-- START OF Provided information --

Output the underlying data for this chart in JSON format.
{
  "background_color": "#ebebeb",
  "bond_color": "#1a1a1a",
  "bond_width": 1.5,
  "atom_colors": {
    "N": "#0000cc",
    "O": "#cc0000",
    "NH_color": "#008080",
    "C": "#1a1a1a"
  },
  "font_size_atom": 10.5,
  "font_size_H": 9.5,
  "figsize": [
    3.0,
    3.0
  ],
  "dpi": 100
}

-- END OF Provided information --

Above are some records; extract every one of them exactly.

- [Task answer]:
Output the underlying data for this chart in JSON format.
{
  "background_color": "#ebebeb",
  "bond_color": "#1a1a1a",
  "bond_width": 1.5,
  "atom_colors": {
    "N": "#0000cc",
    "O": "#cc0000",
    "NH_color": "#008080",
    "C": "#1a1a1a"
  },
  "font_size_atom": 10.5,
  "font_size_H": 9.5,
  "figsize": [
    3.0,
    3.0
  ],
  "dpi": 100
}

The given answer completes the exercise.